MATERIAL SUPPLIED:
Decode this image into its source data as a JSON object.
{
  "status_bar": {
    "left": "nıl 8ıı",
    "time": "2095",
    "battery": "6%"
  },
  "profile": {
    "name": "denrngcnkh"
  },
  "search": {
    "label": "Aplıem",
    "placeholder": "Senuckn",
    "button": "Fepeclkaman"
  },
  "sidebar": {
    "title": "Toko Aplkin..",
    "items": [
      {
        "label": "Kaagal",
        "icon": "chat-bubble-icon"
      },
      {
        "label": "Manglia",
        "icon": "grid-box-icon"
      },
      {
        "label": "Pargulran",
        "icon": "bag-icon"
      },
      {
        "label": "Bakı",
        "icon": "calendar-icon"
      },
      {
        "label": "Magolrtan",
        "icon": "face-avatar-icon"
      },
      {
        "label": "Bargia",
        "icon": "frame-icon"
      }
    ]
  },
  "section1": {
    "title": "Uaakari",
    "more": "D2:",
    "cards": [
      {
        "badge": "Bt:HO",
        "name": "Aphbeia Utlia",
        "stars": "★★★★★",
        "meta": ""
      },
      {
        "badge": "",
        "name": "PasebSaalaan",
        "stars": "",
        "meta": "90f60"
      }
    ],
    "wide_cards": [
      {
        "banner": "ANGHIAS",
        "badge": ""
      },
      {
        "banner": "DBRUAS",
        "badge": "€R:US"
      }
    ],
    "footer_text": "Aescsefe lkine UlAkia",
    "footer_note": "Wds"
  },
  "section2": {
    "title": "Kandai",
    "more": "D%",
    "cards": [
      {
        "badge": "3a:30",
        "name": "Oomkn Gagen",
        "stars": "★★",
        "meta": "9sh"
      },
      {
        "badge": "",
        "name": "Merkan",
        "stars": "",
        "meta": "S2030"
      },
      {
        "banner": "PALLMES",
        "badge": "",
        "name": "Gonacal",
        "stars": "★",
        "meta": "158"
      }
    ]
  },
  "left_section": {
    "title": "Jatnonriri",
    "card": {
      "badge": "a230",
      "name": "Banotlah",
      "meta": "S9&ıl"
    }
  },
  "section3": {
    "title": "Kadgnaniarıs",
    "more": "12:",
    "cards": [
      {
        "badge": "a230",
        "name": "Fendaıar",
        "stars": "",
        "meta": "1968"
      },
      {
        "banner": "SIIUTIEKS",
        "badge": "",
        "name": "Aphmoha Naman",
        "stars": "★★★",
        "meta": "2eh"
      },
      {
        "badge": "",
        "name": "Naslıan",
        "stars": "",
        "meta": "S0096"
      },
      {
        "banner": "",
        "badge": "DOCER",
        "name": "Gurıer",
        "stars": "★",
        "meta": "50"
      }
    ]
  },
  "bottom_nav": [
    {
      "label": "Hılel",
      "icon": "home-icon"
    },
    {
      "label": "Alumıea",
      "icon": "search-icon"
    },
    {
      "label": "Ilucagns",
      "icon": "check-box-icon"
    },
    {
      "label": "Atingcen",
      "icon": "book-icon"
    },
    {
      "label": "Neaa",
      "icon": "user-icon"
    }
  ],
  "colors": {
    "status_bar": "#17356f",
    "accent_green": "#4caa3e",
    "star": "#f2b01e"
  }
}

TASK INSTRUCTIONS: Repeat every line of the data, exactly and in full.

RESPONSE:
Decode this image into its source data as a JSON object.
{
  "status_bar": {
    "left": "nıl 8ıı",
    "time": "2095",
    "battery": "6%"
  },
  "profile": {
    "name": "denrngcnkh"
  },
  "search": {
    "label": "Aplıem",
    "placeholder": "Senuckn",
    "button": "Fepeclkaman"
  },
  "sidebar": {
    "title": "Toko Aplkin..",
    "items": [
      {
        "label": "Kaagal",
        "icon": "chat-bubble-icon"
      },
      {
        "label": "Manglia",
        "icon": "grid-box-icon"
      },
      {
        "label": "Pargulran",
        "icon": "bag-icon"
      },
      {
        "label": "Bakı",
        "icon": "calendar-icon"
      },
      {
        "label": "Magolrtan",
        "icon": "face-avatar-icon"
      },
      {
        "label": "Bargia",
        "icon": "frame-icon"
      }
    ]
  },
  "section1": {
    "title": "Uaakari",
    "more": "D2:",
    "cards": [
      {
        "badge": "Bt:HO",
        "name": "Aphbeia Utlia",
        "stars": "★★★★★",
        "meta": ""
      },
      {
        "badge": "",
        "name": "PasebSaalaan",
        "stars": "",
        "meta": "90f60"
      }
    ],
    "wide_cards": [
      {
        "banner": "ANGHIAS",
        "badge": ""
      },
      {
        "banner": "DBRUAS",
        "badge": "€R:US"
      }
    ],
    "footer_text": "Aescsefe lkine UlAkia",
    "footer_note": "Wds"
  },
  "section2": {
    "title": "Kandai",
    "more": "D%",
    "cards": [
      {
        "badge": "3a:30",
        "name": "Oomkn Gagen",
        "stars": "★★",
        "meta": "9sh"
      },
      {
        "badge": "",
        "name": "Merkan",
        "stars": "",
        "meta": "S2030"
      },
      {
        "banner": "PALLMES",
        "badge": "",
        "name": "Gonacal",
        "stars": "★",
        "meta": "158"
      }
    ]
  },
  "left_section": {
    "title": "Jatnonriri",
    "card": {
      "badge": "a230",
      "name": "Banotlah",
      "meta": "S9&ıl"
    }
  },
  "section3": {
    "title": "Kadgnaniarıs",
    "more": "12:",
    "cards": [
      {
        "badge": "a230",
        "name": "Fendaıar",
        "stars": "",
        "meta": "1968"
      },
      {
        "banner": "SIIUTIEKS",
        "badge": "",
        "name": "Aphmoha Naman",
        "stars": "★★★",
        "meta": "2eh"
      },
      {
        "badge": "",
        "name": "Naslıan",
        "stars": "",
        "meta": "S0096"
      },
      {
        "banner": "",
        "badge": "DOCER",
        "name": "Gurıer",
        "stars": "★",
        "meta": "50"
      }
    ]
  },
  "bottom_nav": [
    {
      "label": "Hılel",
      "icon": "home-icon"
    },
    {
      "label": "Alumıea",
      "icon": "search-icon"
    },
    {
      "label": "Ilucagns",
      "icon": "check-box-icon"
    },
    {
      "label": "Atingcen",
      "icon": "book-icon"
    },
    {
      "label": "Neaa",
      "icon": "user-icon"
    }
  ],
  "colors": {
    "status_bar": "#17356f",
    "accent_green": "#4caa3e",
    "star": "#f2b01e"
  }
}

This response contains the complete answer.